== Teks Bacaan ==

Jika Biden Jadi Penunggu Baru Gedung Putih, Indonesia Untung?

Hidayat Setiaji, CNBC Indonesia
04 November 2020 12:02
Election 2020 Governor Galloway
Foto: AP/Jeff Roberson

Jakarta, CNBC Indonesia - Amerika Serikat (AS) tengah menggelar pesta demokrasi. Rakyat Negeri Paman Sam akan menentukan siapa pemimpin mereka untuk empat tahun ke depan.

Ada dua kandidat yaitu sang petahana Donald Trump (Partai Republik) dan Joseph 'Joe' Biden (Partai Demokrat). Sejauh ini, seperti hasil berbagai jajak pendapat, Biden lebih unggul.

Per pukul 10:21 WIB, sebenarnya suara untuk Trump lebih banyak yakni 38.896.428 berbanding 37.336.354. Namun AS menggunakan suara elektoral (electoral college) untuk menentukan pemenang, setiap negara bagian punya bobot masing-masing. Dalam hal suara elektoral, Biden unggul 131 berbanding 98.

pilpresSumber: Guardian

Kalau tidak ada kejutan, sepertinya Biden akan menjadi penunggu Gedung Putih yang baru. Tidak hanya itu, Partai Demokrat juga diperkirakan bisa menguasai legislatif. Blue Wave is coming, Demokrat memegang kendali di eksekutif dan legislatif.

Perbedaan lansekap politik di Negeri Adikuasa diperkirakan bakal melahirkan corak kebijakan yang berbeda. Salah satu perbedaan yang diperkirakan paling mencolok adalah hubungan AS dengan China.

Semasa pemerintahan Trump, Washington sangat keras terhadap Beijing. Tudingan kecurangan dagang, manipulasi mata uang, pencurian teknologi, pelanggaran hak atas kekayaan inteletual, dan sebagainya dilayangkan kepada negara komunis tersebut.

Namun yang paling menonjol tentu perang dagang AS vs China yang menjadi warna dominan dalam pemerintahan Trump. Eks taipan properti itu menilai hubungan dagang AS-China selama ini tidak adil, AS selalu mengalami defisit besar.

===

## Petunjuk Tugas
Cetak ulang tanpa perubahan bagian artikel tentang pemilu AS di atas, mulai dari "Namun yang paling" dan berakhir pada "mengalami defisit besar.".

== Informasi Hasil Ekstraksi ==

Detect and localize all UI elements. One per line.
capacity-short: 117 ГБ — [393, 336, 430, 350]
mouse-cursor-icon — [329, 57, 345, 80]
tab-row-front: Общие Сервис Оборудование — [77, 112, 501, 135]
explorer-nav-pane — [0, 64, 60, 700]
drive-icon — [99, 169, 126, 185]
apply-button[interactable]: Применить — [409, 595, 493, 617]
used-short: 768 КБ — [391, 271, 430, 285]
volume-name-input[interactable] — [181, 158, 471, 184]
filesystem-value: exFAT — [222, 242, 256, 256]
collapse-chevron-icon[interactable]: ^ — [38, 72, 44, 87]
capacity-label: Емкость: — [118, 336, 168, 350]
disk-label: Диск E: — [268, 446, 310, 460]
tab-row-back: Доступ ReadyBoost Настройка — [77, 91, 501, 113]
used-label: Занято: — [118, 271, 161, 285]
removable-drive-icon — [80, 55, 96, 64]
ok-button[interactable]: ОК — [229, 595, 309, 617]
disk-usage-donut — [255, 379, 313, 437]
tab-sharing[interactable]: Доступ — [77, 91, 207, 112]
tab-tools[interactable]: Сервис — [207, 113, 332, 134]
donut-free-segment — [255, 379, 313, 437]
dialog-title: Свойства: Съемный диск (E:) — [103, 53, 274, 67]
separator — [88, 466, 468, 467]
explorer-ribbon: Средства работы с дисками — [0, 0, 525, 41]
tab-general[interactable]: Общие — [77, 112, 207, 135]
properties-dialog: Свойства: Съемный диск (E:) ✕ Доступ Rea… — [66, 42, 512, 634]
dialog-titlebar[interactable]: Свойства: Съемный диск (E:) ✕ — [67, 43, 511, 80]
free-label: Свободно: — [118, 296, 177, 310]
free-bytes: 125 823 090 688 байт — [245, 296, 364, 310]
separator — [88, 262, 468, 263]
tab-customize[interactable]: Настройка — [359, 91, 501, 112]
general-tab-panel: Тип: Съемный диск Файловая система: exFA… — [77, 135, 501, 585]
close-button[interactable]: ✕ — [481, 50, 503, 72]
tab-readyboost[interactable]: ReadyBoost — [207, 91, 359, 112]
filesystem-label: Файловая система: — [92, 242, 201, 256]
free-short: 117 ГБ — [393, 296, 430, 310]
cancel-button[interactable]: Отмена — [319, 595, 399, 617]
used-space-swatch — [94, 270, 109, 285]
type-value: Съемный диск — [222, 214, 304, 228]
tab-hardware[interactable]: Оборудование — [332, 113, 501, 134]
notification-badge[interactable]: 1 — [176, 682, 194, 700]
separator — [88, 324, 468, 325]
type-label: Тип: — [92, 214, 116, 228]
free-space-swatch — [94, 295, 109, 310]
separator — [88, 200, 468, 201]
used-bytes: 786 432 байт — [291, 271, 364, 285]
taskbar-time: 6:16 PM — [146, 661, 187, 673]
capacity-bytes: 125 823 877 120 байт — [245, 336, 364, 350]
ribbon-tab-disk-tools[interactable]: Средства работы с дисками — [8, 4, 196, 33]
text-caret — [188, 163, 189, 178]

===

## Hasil Latihan
Namun yang paling menonjol tentu perang dagang AS vs China yang menjadi warna dominan dalam pemerintahan Trump. Eks taipan properti itu menilai hubungan dagang AS-China selama ini tidak adil, AS selalu mengalami defisit besar.